* [Request] State how many lines of the data contain the string "badge", treating uppercase and lowercase letters as different, and give only the number.

(Spatial annotation entries)
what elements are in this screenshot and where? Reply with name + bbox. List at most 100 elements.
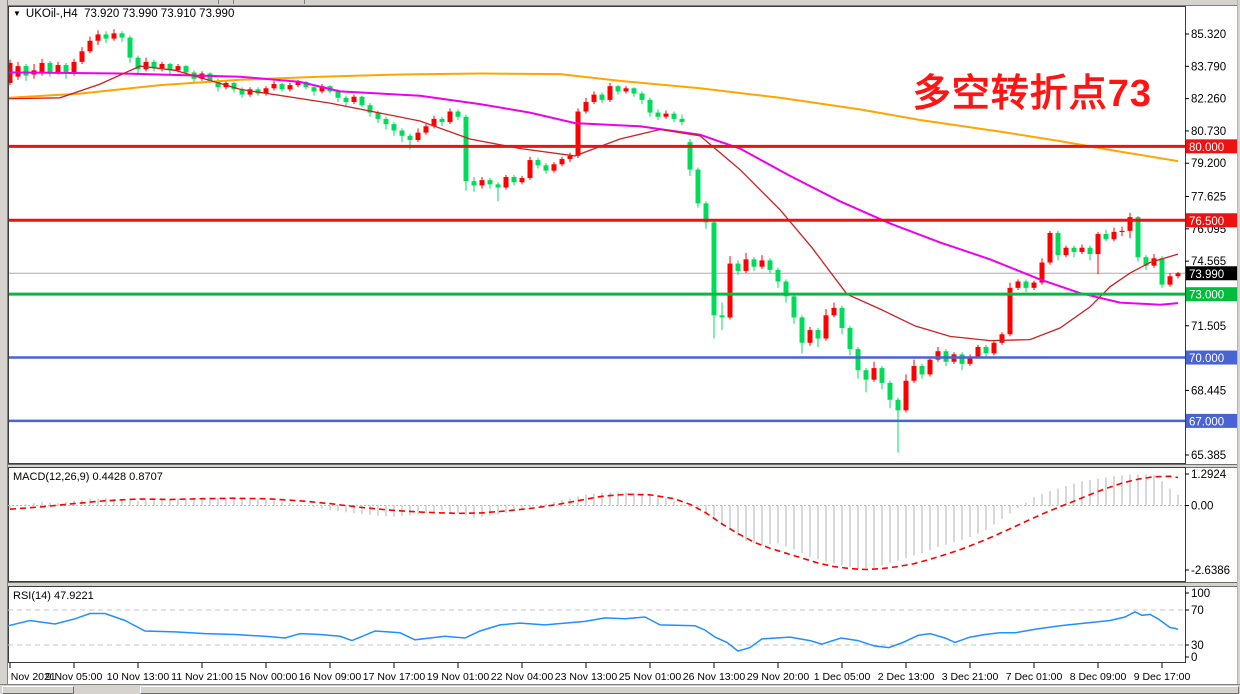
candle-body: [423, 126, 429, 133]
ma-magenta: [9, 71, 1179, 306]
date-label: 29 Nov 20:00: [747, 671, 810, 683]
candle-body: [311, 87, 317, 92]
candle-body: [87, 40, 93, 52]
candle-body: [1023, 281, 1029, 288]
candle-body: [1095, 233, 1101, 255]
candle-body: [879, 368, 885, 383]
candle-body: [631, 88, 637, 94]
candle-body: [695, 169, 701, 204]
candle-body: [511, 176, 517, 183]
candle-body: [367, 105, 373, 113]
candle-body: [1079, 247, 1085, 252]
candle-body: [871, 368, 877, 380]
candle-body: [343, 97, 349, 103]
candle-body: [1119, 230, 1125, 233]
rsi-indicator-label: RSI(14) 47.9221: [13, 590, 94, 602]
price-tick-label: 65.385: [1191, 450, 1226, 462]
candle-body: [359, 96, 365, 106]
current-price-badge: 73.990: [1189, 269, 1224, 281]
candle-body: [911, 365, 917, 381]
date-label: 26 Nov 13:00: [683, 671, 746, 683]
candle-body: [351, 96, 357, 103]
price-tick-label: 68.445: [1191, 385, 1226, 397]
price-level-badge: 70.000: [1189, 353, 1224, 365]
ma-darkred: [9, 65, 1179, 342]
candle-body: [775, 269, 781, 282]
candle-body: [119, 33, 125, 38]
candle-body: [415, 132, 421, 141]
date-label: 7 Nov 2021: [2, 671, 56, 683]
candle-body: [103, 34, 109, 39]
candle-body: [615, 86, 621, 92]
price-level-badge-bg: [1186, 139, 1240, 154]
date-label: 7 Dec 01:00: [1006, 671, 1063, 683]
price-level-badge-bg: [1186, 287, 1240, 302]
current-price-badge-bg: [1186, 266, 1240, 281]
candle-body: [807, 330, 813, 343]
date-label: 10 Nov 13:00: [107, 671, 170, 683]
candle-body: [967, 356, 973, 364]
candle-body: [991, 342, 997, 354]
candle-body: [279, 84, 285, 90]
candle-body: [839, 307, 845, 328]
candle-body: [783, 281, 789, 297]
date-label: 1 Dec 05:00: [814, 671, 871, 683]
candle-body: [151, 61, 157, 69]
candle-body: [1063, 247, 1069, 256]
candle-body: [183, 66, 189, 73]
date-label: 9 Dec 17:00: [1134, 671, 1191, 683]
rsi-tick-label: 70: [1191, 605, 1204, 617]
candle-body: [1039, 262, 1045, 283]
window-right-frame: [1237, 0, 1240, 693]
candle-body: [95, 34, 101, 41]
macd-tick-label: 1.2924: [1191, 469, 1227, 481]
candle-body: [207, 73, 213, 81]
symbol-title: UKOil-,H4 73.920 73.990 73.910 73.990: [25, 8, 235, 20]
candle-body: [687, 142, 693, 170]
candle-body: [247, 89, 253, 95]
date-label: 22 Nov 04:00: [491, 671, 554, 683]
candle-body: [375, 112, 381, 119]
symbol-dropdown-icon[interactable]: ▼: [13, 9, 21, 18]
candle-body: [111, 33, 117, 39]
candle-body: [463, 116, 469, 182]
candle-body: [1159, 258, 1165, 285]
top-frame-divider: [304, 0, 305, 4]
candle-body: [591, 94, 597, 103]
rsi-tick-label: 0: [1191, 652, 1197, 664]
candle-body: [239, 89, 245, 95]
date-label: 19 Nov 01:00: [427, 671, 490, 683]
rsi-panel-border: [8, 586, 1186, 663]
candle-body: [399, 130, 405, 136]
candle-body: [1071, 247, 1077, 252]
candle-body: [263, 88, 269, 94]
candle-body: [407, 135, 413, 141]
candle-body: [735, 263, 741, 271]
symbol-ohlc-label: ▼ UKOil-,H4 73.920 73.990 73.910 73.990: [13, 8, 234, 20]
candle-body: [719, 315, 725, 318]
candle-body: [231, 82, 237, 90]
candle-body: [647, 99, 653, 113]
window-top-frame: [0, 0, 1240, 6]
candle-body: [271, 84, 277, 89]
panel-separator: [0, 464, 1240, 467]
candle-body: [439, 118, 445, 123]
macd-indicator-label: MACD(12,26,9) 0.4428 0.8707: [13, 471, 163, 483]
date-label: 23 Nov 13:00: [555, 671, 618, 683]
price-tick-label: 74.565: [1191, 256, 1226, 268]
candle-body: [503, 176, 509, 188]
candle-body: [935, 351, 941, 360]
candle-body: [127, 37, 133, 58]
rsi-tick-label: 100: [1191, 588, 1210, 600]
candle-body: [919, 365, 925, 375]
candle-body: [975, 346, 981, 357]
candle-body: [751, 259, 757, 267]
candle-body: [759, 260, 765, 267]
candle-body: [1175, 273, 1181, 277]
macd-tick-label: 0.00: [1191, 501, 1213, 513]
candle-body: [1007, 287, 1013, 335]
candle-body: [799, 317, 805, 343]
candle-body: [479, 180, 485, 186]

* [Solution to the exercise] 5